Work to complete ▸ Count the lines below that contain the word "Stability", and give only that number.

Provided data ▸
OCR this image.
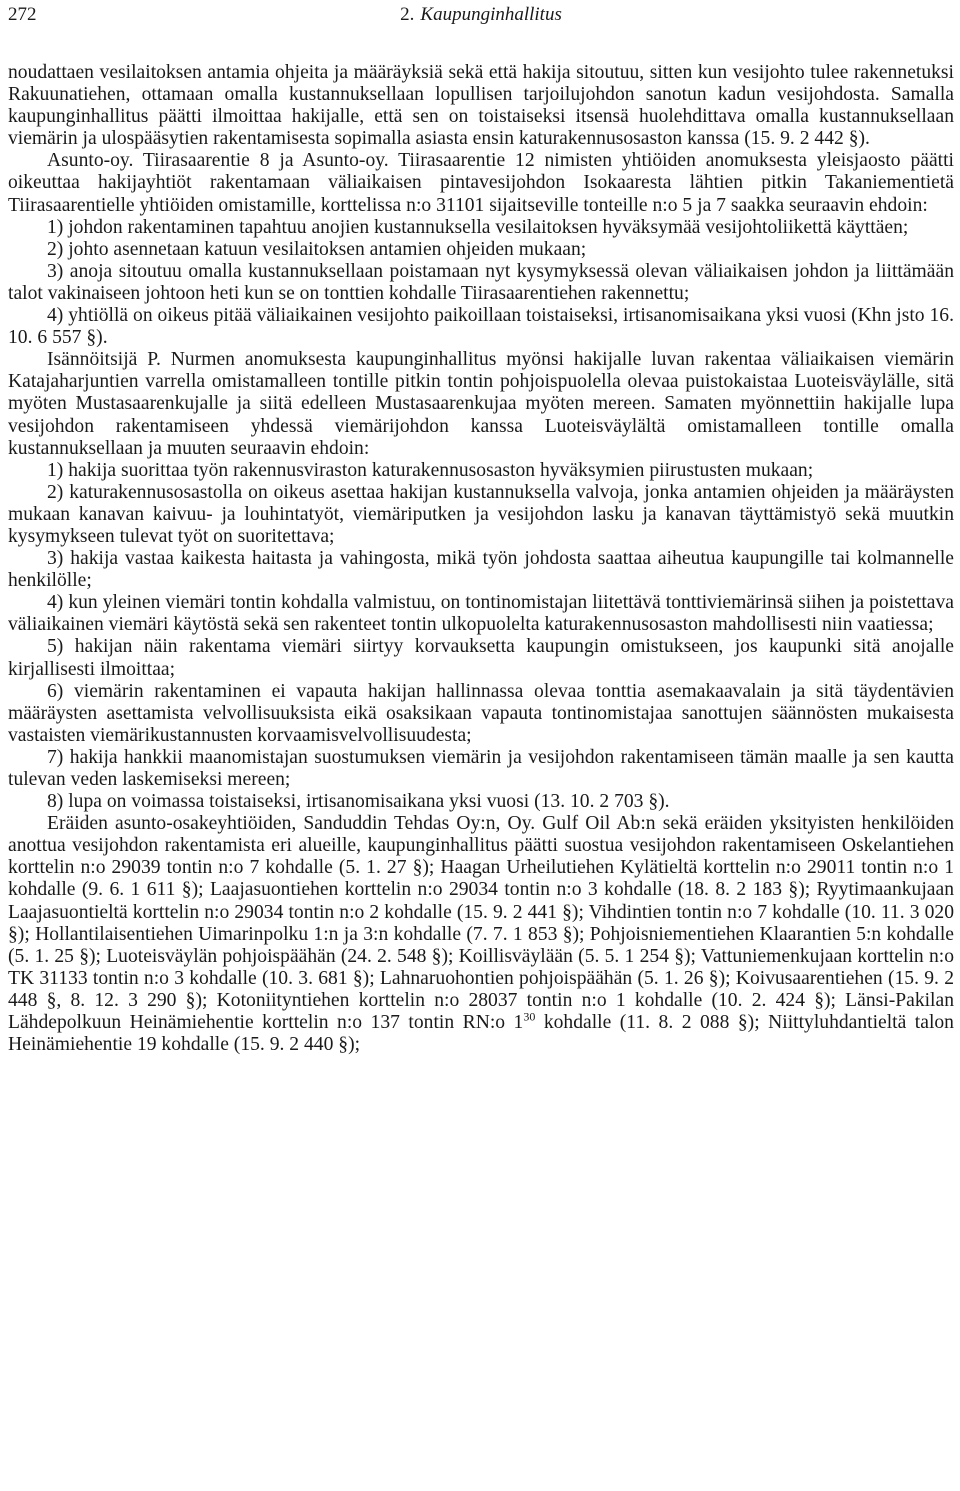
272	2. Kaupunginhallitus

noudattaen vesilaitoksen antamia ohjeita ja määräyksiä sekä että hakija sitoutuu, sitten kun vesijohto tulee rakennetuksi Rakuunatiehen, ottamaan omalla kustannuksellaan lopullisen tarjoilujohdon sanotun kadun vesijohdosta. Samalla kaupunginhallitus päätti ilmoittaa hakijalle, että sen on toistaiseksi itsensä huolehdittava omalla kustannuksellaan viemärin ja ulospääsytien rakentamisesta sopimalla asiasta ensin katurakennusosaston kanssa (15. 9. 2 442 §).

Asunto-oy. Tiirasaarentie 8 ja Asunto-oy. Tiirasaarentie 12 nimisten yhtiöiden anomuksesta yleisjaosto päätti oikeuttaa hakijayhtiöt rakentamaan väliaikaisen pintavesijohdon Isokaaresta lähtien pitkin Takaniementietä Tiirasaarentielle yhtiöiden omistamille, korttelissa n:o 31101 sijaitseville tonteille n:o 5 ja 7 saakka seuraavin ehdoin:

1) johdon rakentaminen tapahtuu anojien kustannuksella vesilaitoksen hyväksymää vesijohtoliikettä käyttäen;

2) johto asennetaan katuun vesilaitoksen antamien ohjeiden mukaan;

3) anoja sitoutuu omalla kustannuksellaan poistamaan nyt kysymyksessä olevan väliaikaisen johdon ja liittämään talot vakinaiseen johtoon heti kun se on tonttien kohdalle Tiirasaarentiehen rakennettu;

4) yhtiöllä on oikeus pitää väliaikainen vesijohto paikoillaan toistaiseksi, irtisanomisaikana yksi vuosi (Khn jsto 16. 10. 6 557 §).

Isännöitsijä P. Nurmen anomuksesta kaupunginhallitus myönsi hakijalle luvan rakentaa väliaikaisen viemärin Katajaharjuntien varrella omistamalleen tontille pitkin tontin pohjoispuolella olevaa puistokaistaa Luoteisväylälle, sitä myöten Mustasaarenkujalle ja siitä edelleen Mustasaarenkujaa myöten mereen. Samaten myönnettiin hakijalle lupa vesijohdon rakentamiseen yhdessä viemärijohdon kanssa Luoteisväylältä omistamalleen tontille omalla kustannuksellaan ja muuten seuraavin ehdoin:

1) hakija suorittaa työn rakennusviraston katurakennusosaston hyväksymien piirustusten mukaan;

2) katurakennusosastolla on oikeus asettaa hakijan kustannuksella valvoja, jonka antamien ohjeiden ja määräysten mukaan kanavan kaivuu- ja louhintatyöt, viemäriputken ja vesijohdon lasku ja kanavan täyttämistyö sekä muutkin kysymykseen tulevat työt on suoritettava;

3) hakija vastaa kaikesta haitasta ja vahingosta, mikä työn johdosta saattaa aiheutua kaupungille tai kolmannelle henkilölle;

4) kun yleinen viemäri tontin kohdalla valmistuu, on tontinomistajan liitettävä tonttiviemärinsä siihen ja poistettava väliaikainen viemäri käytöstä sekä sen rakenteet tontin ulkopuolelta katurakennusosaston mahdollisesti niin vaatiessa;

5) hakijan näin rakentama viemäri siirtyy korvauksetta kaupungin omistukseen, jos kaupunki sitä anojalle kirjallisesti ilmoittaa;

6) viemärin rakentaminen ei vapauta hakijan hallinnassa olevaa tonttia asemakaavalain ja sitä täydentävien määräysten asettamista velvollisuuksista eikä osaksikaan vapauta tontinomistajaa sanottujen säännösten mukaisesta vastaisten viemärikustannusten korvaamisvelvollisuudesta;

7) hakija hankkii maanomistajan suostumuksen viemärin ja vesijohdon rakentamiseen tämän maalle ja sen kautta tulevan veden laskemiseksi mereen;

8) lupa on voimassa toistaiseksi, irtisanomisaikana yksi vuosi (13. 10. 2 703 §).

Eräiden asunto-osakeyhtiöiden, Sanduddin Tehdas Oy:n, Oy. Gulf Oil Ab:n sekä eräiden yksityisten henkilöiden anottua vesijohdon rakentamista eri alueille, kaupunginhallitus päätti suostua vesijohdon rakentamiseen Oskelantiehen korttelin n:o 29039 tontin n:o 7 kohdalle (5. 1. 27 §); Haagan Urheilutiehen Kylätieltä korttelin n:o 29011 tontin n:o 1 kohdalle (9. 6. 1 611 §); Laajasuontiehen korttelin n:o 29034 tontin n:o 3 kohdalle (18. 8. 2 183 §); Ryytimaankujaan Laajasuontieltä korttelin n:o 29034 tontin n:o 2 kohdalle (15. 9. 2 441 §); Vihdintien tontin n:o 7 kohdalle (10. 11. 3 020 §); Hollantilaisentiehen Uimarinpolku 1:n ja 3:n kohdalle (7. 7. 1 853 §); Pohjoisniementiehen Klaarantien 5:n kohdalle (5. 1. 25 §); Luoteisväylän pohjoispäähän (24. 2. 548 §); Koillisväylään (5. 5. 1 254 §); Vattuniemenkujaan korttelin n:o TK 31133 tontin n:o 3 kohdalle (10. 3. 681 §); Lahnaruohontien pohjoispäähän (5. 1. 26 §); Koivusaarentiehen (15. 9. 2 448 §, 8. 12. 3 290 §); Kotoniityntiehen korttelin n:o 28037 tontin n:o 1 kohdalle (10. 2. 424 §); Länsi-Pakilan Lähdepolkuun Heinämiehentie korttelin n:o 137 tontin RN:o $1^{30}$ kohdalle (11. 8. 2 088 §); Niittyluhdantieltä talon Heinämiehentie 19 kohdalle (15. 9. 2 440 §);
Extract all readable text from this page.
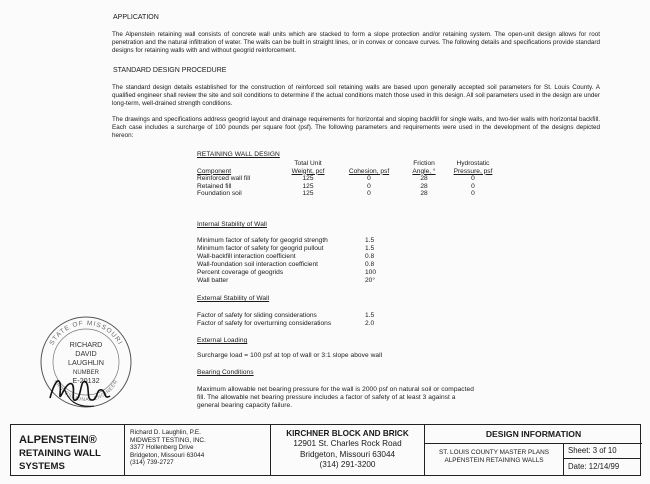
APPLICATION
The Alpenstein retaining wall consists of concrete wall units which are stacked to form a slope protection and/or retaining system. The open-unit design allows for root penetration and the natural infiltration of water. The walls can be built in straight lines, or in convex or concave curves. The following details and specifications provide standard designs for retaining walls with and without geogrid reinforcement.
STANDARD DESIGN PROCEDURE
The standard design details established for the construction of reinforced soil retaining walls are based upon generally accepted soil parameters for St. Louis County. A qualified engineer shall review the site and soil conditions to determine if the actual conditions match those used in this design. All soil parameters used in the design are under long-term, well-drained strength conditions.
The drawings and specifications address geogrid layout and drainage requirements for horizontal and sloping backfill for single walls, and two-tier walls with horizontal backfill. Each case includes a surcharge of 100 pounds per square foot (psf). The following parameters and requirements were used in the development of the designs depicted hereon:
RETAINING WALL DESIGN
	Total Unit		Friction	Hydrostatic
Component	Weight, pcf	Cohesion, psf	Angle, °	Pressure, psf
Reinforced wall fill	125	0	28	0
Retained fill	125	0	28	0
Foundation soil	125	0	28	0
Internal Stability of Wall
Minimum factor of safety for geogrid strength	1.5
Minimum factor of safety for geogrid pullout	1.5
Wall-backfill interaction coefficient	0.8
Wall-foundation soil interaction coefficient	0.8
Percent coverage of geogrids	100
Wall batter	20°
External Stability of Wall
Factor of safety for sliding considerations	1.5
Factor of safety for overturning considerations	2.0
External Loading
Surcharge load = 100 psf at top of wall or 3:1 slope above wall
Bearing Conditions
Maximum allowable net bearing pressure for the wall is 2000 psf on natural soil or compacted fill. The allowable net bearing pressure includes a factor of safety of at least 3 against a general bearing capacity failure.
STATE OF MISSOURI
PROFESSIONAL ENGINEER
RICHARD
DAVID
LAUGHLIN
NUMBER
E-20132
ALPENSTEIN®
RETAINING WALL SYSTEMS
Richard D. Laughlin, P.E.
MIDWEST TESTING, INC.
3377 Hollenberg Drive
Bridgeton, Missouri 63044
(314) 739-2727
KIRCHNER BLOCK AND BRICK
12901 St. Charles Rock Road
Bridgeton, Missouri 63044
(314) 291-3200
DESIGN INFORMATION
ST. LOUIS COUNTY MASTER PLANS
ALPENSTEIN RETAINING WALLS
Sheet: 3 of 10
Date: 12/14/99
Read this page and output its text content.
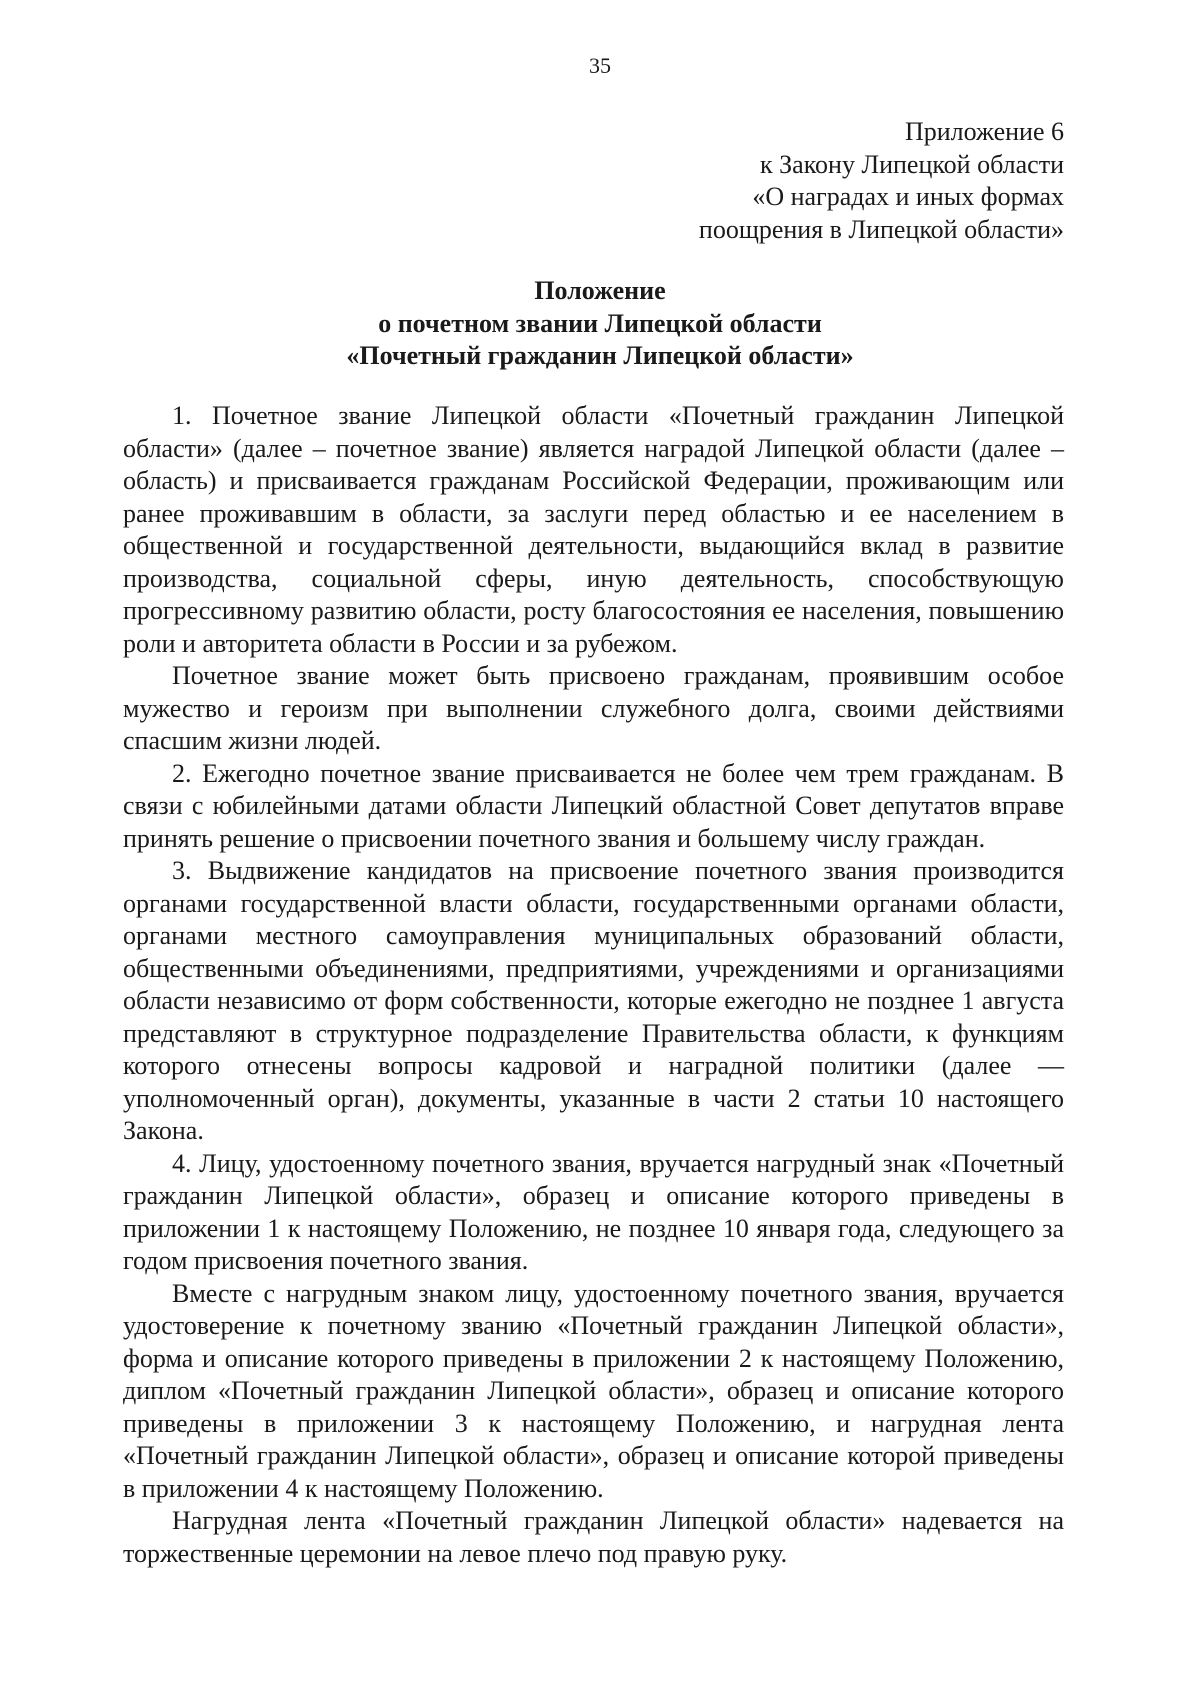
35
Приложение 6
к Закону Липецкой области
«О наградах и иных формах
поощрения в Липецкой области»
Положение
о почетном звании Липецкой области
«Почетный гражданин Липецкой области»

1. Почетное звание Липецкой области «Почетный гражданин Липецкой области» (далее – почетное звание) является наградой Липецкой области (далее – область) и присваивается гражданам Российской Федерации, проживающим или ранее проживавшим в области, за заслуги перед областью и ее населением в общественной и государственной деятельности, выдающийся вклад в развитие производства, социальной сферы, иную деятельность, способствующую прогрессивному развитию области, росту благосостояния ее населения, повышению роли и авторитета области в России и за рубежом.

Почетное звание может быть присвоено гражданам, проявившим особое мужество и героизм при выполнении служебного долга, своими действиями спасшим жизни людей.

2. Ежегодно почетное звание присваивается не более чем трем гражданам. В связи с юбилейными датами области Липецкий областной Совет депутатов вправе принять решение о присвоении почетного звания и большему числу граждан.

3. Выдвижение кандидатов на присвоение почетного звания производится органами государственной власти области, государственными органами области, органами местного самоуправления муниципальных образований области, общественными объединениями, предприятиями, учреждениями и организациями области независимо от форм собственности, которые ежегодно не позднее 1 августа представляют в структурное подразделение Правительства области, к функциям которого отнесены вопросы кадровой и наградной политики (далее — уполномоченный орган), документы, указанные в части 2 статьи 10 настоящего Закона.

4. Лицу, удостоенному почетного звания, вручается нагрудный знак «Почетный гражданин Липецкой области», образец и описание которого приведены в приложении 1 к настоящему Положению, не позднее 10 января года, следующего за годом присвоения почетного звания.

Вместе с нагрудным знаком лицу, удостоенному почетного звания, вручается удостоверение к почетному званию «Почетный гражданин Липецкой области», форма и описание которого приведены в приложении 2 к настоящему Положению, диплом «Почетный гражданин Липецкой области», образец и описание которого приведены в приложении 3 к настоящему Положению, и нагрудная лента «Почетный гражданин Липецкой области», образец и описание которой приведены в приложении 4 к настоящему Положению.

Нагрудная лента «Почетный гражданин Липецкой области» надевается на торжественные церемонии на левое плечо под правую руку.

Worked answer ▸ 2